**SHORT EXERCISE:** According to the interview with Deepa Iyer, where was SAALT's office located when she started as Executive Director in 2004?

# start of TEXT SEGMENT

(Note from the editor: After ten years as Executive Director of South Asians Americans Leading Together, Deepa Iyer is stepping down. Iyer is in a unique position to comment on the growth of the South Asian American community over that time. She agreed to answer a few questions for AsAmNews.)
How is SAALT different today and that it was when you started as Executive Director ten years ago?
It’s been a long and sometimes challenging, but always rewarding, road over the past ten years. When I started as the Executive Director in 2004, SAALT’s office consisted of a windowless, one-room office in midtown Manhattan. In those beginning years, we were focused on three key goals: (1) bringing South Asian organizations together around shared values and policy principles; (2) addressing the post September 11th backlash; and (3) building capacity and infrastructure within SAALT.
Through the tremendous commitment and hard work of members of our staff (present and past), board, advisors, and volunteers and with the support of stakeholders, we have been able to make progress on those three goals. Today, we operate from an office in the Washington DC area with five full-time staff members and core consultants. SAALT also coordinates the National Coalition of South Asian Organizations (NCSO), a network of organizations that provide services to, advocate on behalf of, or organize South Asians here in the United States. The NCSO is a leading national collective voice on civil rights, immigrant justice and gender equity. SAALT has also contributed to national conversations and campaigns related to issues such as the post 9/11 backlash and immigration reform by generating reports, changing media narratives, and mobilizing community members in forums and townhalls.
How are the challenges different today than they were ten years ago?
Ten years ago, South Asian communities were finally coming face to face with racism and discrimination due to the unprecedented level of backlash and profiling after 9/11. Previously, many South Asians were more concerned with maintaining a position of privilege in America’s racial landscape. On 9/11, South Asians lost, as Vijay Prashad has noted, their “probationary status” in the racial hierarchy. In order to confront the 9/11 backlash, many South Asians realized that we needed networks to connect with one another, factsheets and materials to raise awareness, advocates to represent our community’s interest at policy-making tables, and thought leaders to disrupt media narratives. Yet, our community lacked infrastructure. Organizations that existed prior to 9/11 were primarily social service providers or anti-domestic violence agencies serving tremendous needs. SAALT is one of the post 9/11 organizations in the US, along with groups like Desis Rising Up and Moving, the Sikh Coalition and others.

# end of TEXT SEGMENT
# start of STORED DATA

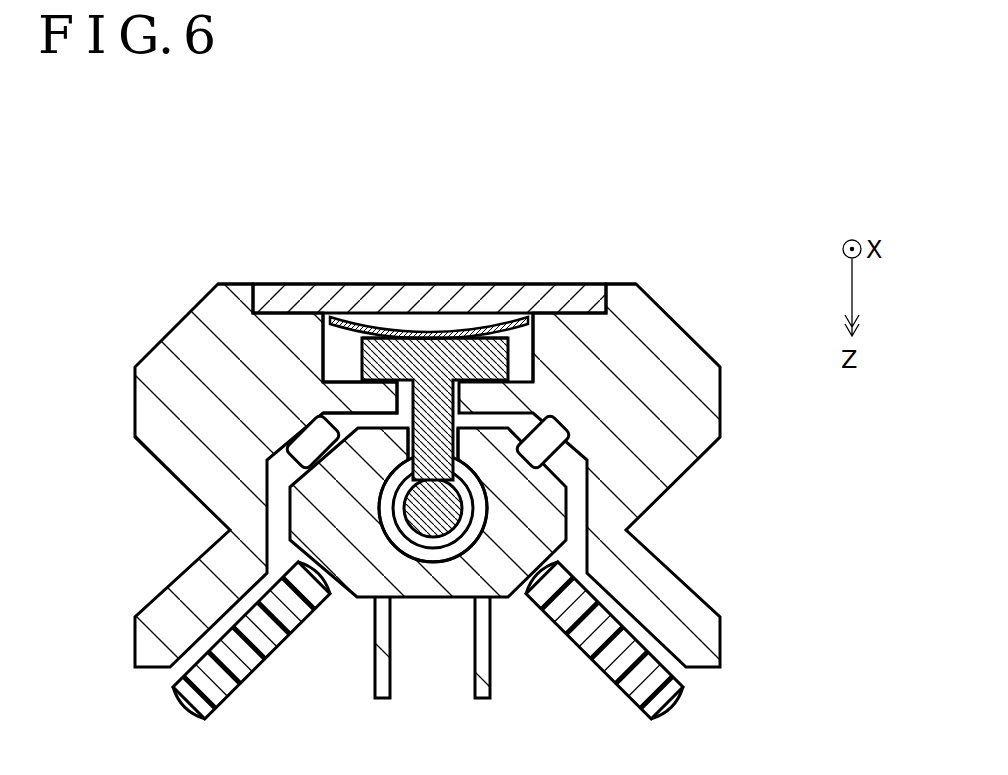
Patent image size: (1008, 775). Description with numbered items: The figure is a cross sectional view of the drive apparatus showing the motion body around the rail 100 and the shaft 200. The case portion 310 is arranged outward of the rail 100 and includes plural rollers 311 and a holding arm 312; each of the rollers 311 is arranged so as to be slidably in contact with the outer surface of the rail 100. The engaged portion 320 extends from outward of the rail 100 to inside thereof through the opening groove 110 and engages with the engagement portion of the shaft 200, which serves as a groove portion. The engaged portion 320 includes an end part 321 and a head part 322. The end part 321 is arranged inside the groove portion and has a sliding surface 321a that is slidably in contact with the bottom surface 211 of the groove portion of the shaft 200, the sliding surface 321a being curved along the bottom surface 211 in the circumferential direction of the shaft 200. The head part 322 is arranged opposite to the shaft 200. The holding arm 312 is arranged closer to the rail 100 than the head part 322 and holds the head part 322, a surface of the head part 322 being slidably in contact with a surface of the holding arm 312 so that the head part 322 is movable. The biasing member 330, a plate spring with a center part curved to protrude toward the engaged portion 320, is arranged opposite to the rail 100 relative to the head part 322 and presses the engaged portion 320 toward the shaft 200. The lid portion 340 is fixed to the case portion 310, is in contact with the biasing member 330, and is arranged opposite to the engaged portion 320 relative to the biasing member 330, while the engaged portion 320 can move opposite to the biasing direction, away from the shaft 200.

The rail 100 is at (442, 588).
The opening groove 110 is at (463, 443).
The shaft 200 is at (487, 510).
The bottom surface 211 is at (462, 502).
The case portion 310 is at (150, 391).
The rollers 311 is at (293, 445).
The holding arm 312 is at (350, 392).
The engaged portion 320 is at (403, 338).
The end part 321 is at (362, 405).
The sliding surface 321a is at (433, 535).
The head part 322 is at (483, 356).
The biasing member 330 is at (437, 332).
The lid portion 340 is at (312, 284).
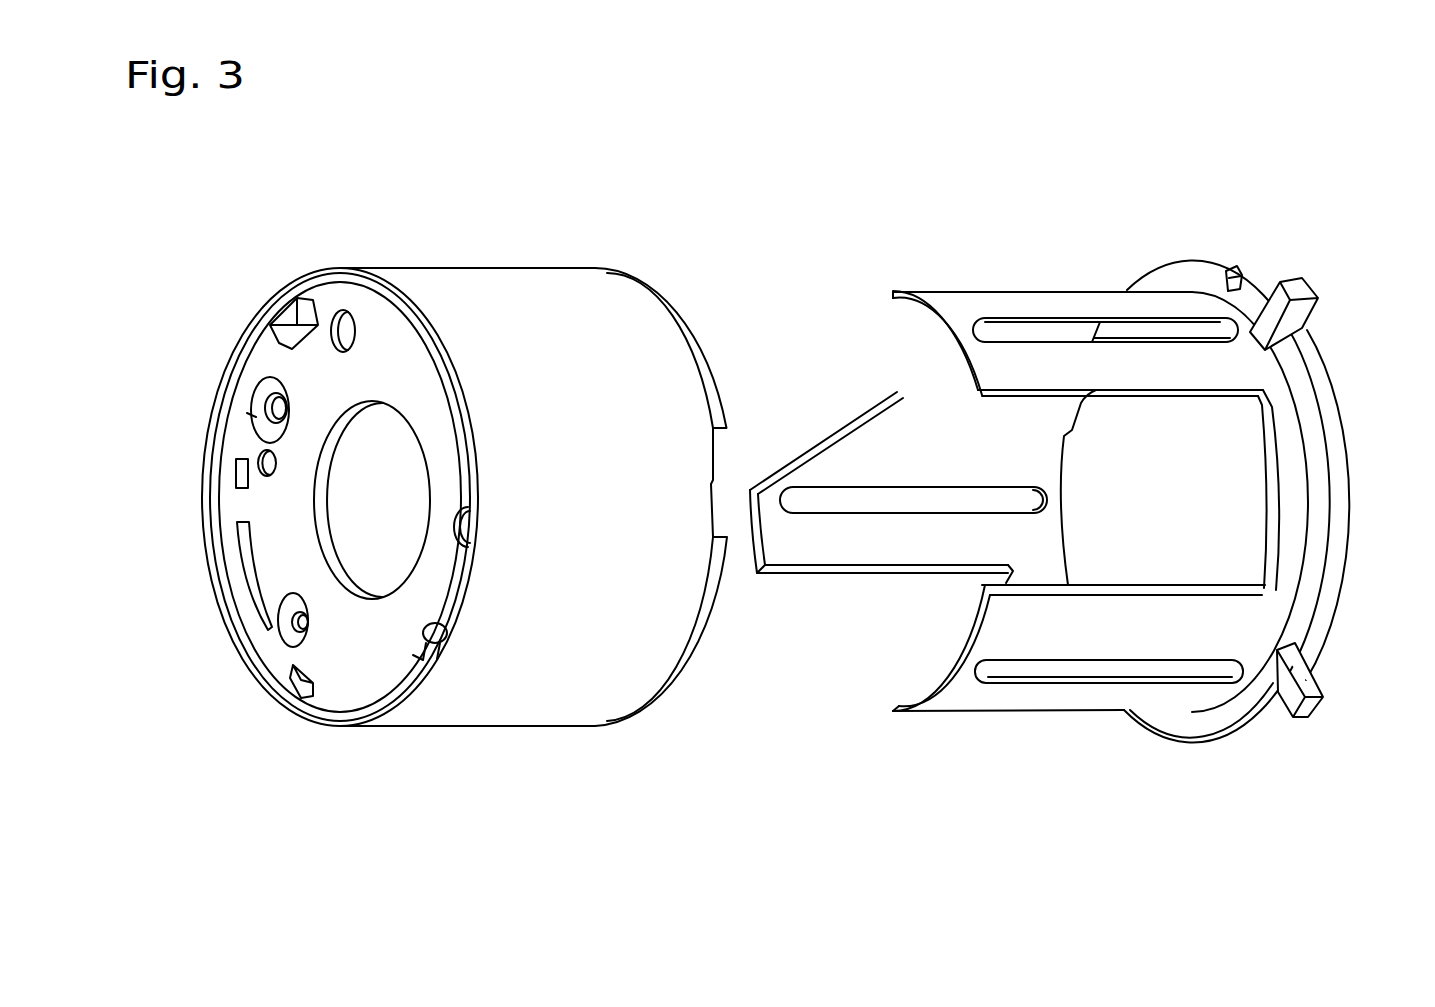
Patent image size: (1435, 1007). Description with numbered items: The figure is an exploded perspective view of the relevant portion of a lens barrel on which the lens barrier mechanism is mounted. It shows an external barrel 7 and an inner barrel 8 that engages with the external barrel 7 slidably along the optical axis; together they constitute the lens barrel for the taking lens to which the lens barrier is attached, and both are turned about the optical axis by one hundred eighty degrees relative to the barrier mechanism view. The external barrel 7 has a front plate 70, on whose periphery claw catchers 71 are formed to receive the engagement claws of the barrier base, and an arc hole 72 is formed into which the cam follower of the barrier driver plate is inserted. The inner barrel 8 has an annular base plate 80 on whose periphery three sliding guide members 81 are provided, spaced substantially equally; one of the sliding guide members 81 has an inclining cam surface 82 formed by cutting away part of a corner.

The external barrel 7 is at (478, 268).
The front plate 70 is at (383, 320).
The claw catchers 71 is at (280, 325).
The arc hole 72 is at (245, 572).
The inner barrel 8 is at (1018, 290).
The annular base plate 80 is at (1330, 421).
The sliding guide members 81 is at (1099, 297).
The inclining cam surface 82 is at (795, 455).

# end of STORED DATA

**SOLVED PROBLEM:** It was a windowless, one-room office in midtown Manhattan.